● Given text
--
It has been proposed in co-pending Patent
Application No. 8601173 to provide an optical fibre switch comprising a tapered guide, a single optical fibre positioned at the narrow end of said guide with an end face within the guide and a plurality of optical fibres positioned at or adjacent the wider end of the guide, each of the plurality of fibres being separately movable longitudinally into the guide so that, in use, the end face of any selected one of said plurality of fibres is capable of being guided into alignment with the end face of said single fibre.
The mechanical tolerances of the guides in such arrangements, as are described in said co-pending patent application, are adequate for multi-mode fibres having a core diameter of the order of 50/cm, but have not been found satisfactory for the smaller-cored monomode fibres.
An object of the present invention, therefore, is to provide a switching arangement which operates on the same principle as that forming the subject of the above co-pending patent application, but is more suitable for use with monomode fibres.
According therefore to the invention an optical fibre switch having a tapered guide a single optical fibre positioned at the narrow end of said guide with an end face within the guide and a plurality of optical fibres positioned at or adjacent the wider end of the guide, each of the plurality of fibres being separately movable longitudinally into the guide so that, in use, the end face of any selected one of said plurality of fibres is capable of being guided into alignment with the end face of said single fibre, wherein the guide is constituted by a groove in a surface of a substrate, which groove has been formed by means of a laser.
The use of a laser in forming the guide groove enables the groove to be shaped and dimensioned in the substrate surface to a high degree of accuracy, the groove conveniently being formed by providing relative movement between the substrate and the laser by means of a micro-precision computer controlled XY translator device.
Various parameters, such as the position of the laser's focal point, the power of the laser the speed of traverse and the number of paths taken determine the dimensions and shapes of the grooves that are produced, the most satisfactory form of groove for any particular application of the invention being readily ascertainable by trial.
Preferably the substrate is formed of silica, and a cover plate, also conveniently of silica is applied to the substrate surface over the grove to ensure that the movable fibres are retained therein.
The means for moving each of the movable fibres within the guide groove may, for example, be in the form of an associated solenoid and an element of magnetic material attached to the fibre, such that energisation of the respective solenoid causes the fibre to be displaced longitudinally towards the narrower end of the guide groove, the switch incorporating means such as a spring for automatically returning the fibre to the wider end of the guide when the solenoid is de-energised.
Alternatively the fibres may be moved by means of a relay or other suitable form of actuator.
Conveniently stop means are provided for limiting the degree of movement of the fibres so that the fibre ends do not make contact with the end face of the fixed fibre, but are positioned as close to it as practicable without actually touching. An index-matching fluid is preferably provided within the groove to increase the coupling efficiency, and to reduce friction and wear.
--
● Given task a
Translate this sentence from the optical fiber switch text into Spanish: "Alternatively the fibres may be moved by means of a relay or other suitable form of actuator."
The patent text and the listing that follows it have no connection to each other.

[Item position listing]
--
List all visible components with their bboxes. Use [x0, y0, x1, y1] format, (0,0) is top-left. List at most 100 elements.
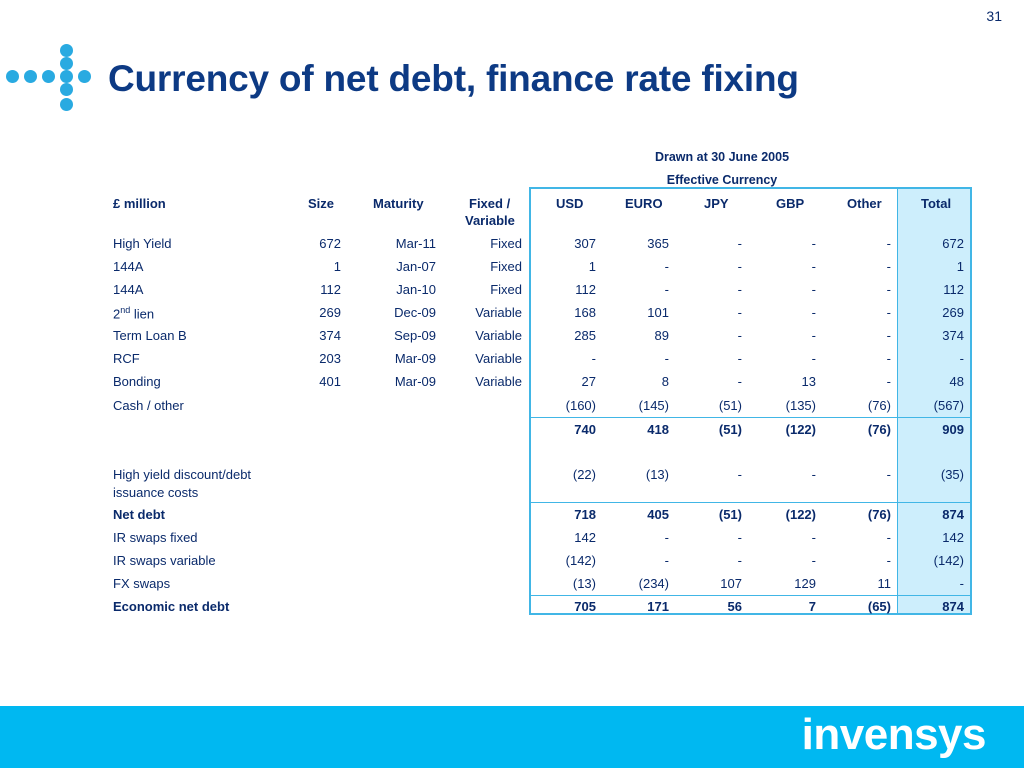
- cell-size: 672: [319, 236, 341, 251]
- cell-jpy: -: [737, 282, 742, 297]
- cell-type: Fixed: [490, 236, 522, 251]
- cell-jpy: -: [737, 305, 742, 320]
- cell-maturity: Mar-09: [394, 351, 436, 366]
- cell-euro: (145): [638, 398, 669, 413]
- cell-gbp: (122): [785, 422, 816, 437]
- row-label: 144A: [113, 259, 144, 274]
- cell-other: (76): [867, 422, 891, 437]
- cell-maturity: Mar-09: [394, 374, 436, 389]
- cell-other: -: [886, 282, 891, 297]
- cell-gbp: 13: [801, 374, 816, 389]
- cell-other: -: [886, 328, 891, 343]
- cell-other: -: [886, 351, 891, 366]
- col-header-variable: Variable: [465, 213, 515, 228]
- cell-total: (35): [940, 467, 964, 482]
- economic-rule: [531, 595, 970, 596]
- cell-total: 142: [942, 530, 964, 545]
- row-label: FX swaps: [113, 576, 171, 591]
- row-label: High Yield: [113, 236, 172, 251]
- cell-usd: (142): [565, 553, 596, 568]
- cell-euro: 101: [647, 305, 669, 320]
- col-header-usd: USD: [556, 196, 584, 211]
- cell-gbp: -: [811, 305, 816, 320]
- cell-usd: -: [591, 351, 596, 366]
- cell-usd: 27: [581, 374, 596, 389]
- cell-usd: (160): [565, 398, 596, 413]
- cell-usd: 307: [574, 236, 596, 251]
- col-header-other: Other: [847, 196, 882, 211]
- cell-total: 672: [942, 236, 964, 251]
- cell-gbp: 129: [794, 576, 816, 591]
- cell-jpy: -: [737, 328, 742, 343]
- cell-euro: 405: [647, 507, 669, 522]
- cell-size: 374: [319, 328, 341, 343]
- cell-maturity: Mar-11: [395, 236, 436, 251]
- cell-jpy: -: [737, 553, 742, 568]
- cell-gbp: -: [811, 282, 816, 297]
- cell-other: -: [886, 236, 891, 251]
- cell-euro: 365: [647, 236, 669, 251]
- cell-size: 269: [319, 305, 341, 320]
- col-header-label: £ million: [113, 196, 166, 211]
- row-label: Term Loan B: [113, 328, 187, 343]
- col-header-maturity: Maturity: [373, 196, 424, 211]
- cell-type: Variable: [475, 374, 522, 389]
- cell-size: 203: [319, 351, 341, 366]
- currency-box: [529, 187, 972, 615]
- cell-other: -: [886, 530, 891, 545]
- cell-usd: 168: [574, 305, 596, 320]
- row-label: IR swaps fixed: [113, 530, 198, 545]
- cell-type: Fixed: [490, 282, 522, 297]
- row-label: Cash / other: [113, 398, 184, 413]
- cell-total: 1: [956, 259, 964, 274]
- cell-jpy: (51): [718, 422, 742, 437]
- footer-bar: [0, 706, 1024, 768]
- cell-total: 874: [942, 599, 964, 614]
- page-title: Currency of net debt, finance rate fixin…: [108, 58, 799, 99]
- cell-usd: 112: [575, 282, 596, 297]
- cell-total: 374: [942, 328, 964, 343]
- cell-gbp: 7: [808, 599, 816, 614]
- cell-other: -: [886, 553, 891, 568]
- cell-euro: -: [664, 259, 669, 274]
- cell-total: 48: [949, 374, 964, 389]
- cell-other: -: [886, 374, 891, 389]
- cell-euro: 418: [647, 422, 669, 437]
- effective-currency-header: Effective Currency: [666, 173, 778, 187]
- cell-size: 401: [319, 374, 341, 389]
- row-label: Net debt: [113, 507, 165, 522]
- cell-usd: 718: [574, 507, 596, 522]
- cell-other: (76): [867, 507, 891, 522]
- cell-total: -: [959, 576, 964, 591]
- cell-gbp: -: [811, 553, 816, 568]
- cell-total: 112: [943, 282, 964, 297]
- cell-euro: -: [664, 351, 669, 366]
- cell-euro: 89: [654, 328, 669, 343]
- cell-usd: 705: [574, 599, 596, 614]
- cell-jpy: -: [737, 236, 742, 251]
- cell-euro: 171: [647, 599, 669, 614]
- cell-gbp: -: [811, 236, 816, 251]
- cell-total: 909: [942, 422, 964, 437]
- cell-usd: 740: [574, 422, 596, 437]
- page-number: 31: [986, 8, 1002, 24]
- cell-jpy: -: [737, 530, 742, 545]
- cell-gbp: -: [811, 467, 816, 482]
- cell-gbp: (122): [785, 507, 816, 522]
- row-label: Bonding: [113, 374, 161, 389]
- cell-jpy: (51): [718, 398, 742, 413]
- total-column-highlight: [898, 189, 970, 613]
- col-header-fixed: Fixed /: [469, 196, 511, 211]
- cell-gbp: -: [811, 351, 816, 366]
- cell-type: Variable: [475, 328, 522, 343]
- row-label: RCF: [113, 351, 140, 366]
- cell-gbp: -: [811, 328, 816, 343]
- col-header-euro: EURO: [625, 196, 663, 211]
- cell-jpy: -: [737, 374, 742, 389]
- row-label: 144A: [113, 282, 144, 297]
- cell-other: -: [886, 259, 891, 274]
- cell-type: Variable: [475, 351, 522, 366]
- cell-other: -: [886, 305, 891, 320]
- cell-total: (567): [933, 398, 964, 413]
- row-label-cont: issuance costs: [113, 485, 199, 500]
--
● Given task b
Render the lines of the listing as a numbered list, omitting blank lines. Begin with the line containing "- cell-size: 672: [319, 236, 341, 251]" and continue through the line containing "- cell-euro: 365: [647, 236, 669, 251]", including only those lines.

● Task answer a
Como alternativa, las fibras pueden desplazarse mediante un relé u otra forma adecuada de actuador.

● Task answer b
1. - cell-size: 672: [319, 236, 341, 251]
2. - cell-jpy: -: [737, 282, 742, 297]
3. - cell-type: Fixed: [490, 236, 522, 251]
4. - cell-jpy: -: [737, 305, 742, 320]
5. - cell-maturity: Mar-09: [394, 351, 436, 366]
6. - cell-euro: (145): [638, 398, 669, 413]
7. - cell-gbp: (122): [785, 422, 816, 437]
8. - row-label: 144A: [113, 259, 144, 274]
9. - cell-other: (76): [867, 422, 891, 437]
10. - cell-maturity: Mar-09: [394, 374, 436, 389]
11. - cell-other: -: [886, 282, 891, 297]
12. - cell-gbp: 13: [801, 374, 816, 389]
13. - cell-other: -: [886, 328, 891, 343]
14. - cell-other: -: [886, 351, 891, 366]
15. - col-header-variable: Variable: [465, 213, 515, 228]
16. - cell-total: (35): [940, 467, 964, 482]
17. - economic-rule: [531, 595, 970, 596]
18. - cell-total: 142: [942, 530, 964, 545]
19. - row-label: FX swaps: [113, 576, 171, 591]
20. - row-label: High Yield: [113, 236, 172, 251]
21. - cell-usd: (142): [565, 553, 596, 568]
22. - cell-euro: 101: [647, 305, 669, 320]
23. - col-header-usd: USD: [556, 196, 584, 211]
24. - cell-gbp: -: [811, 305, 816, 320]
25. - cell-usd: -: [591, 351, 596, 366]
26. - cell-usd: 27: [581, 374, 596, 389]
27. - cell-usd: (160): [565, 398, 596, 413]
28. - cell-usd: 307: [574, 236, 596, 251]
29. - col-header-other: Other: [847, 196, 882, 211]
30. - cell-total: 672: [942, 236, 964, 251]
31. - cell-gbp: 129: [794, 576, 816, 591]
32. - cell-jpy: -: [737, 328, 742, 343]
33. - cell-euro: 405: [647, 507, 669, 522]
34. - cell-size: 374: [319, 328, 341, 343]
35. - cell-maturity: Mar-11: [395, 236, 436, 251]
36. - cell-jpy: -: [737, 553, 742, 568]
37. - cell-gbp: -: [811, 282, 816, 297]
38. - cell-other: -: [886, 236, 891, 251]
39. - cell-euro: 365: [647, 236, 669, 251]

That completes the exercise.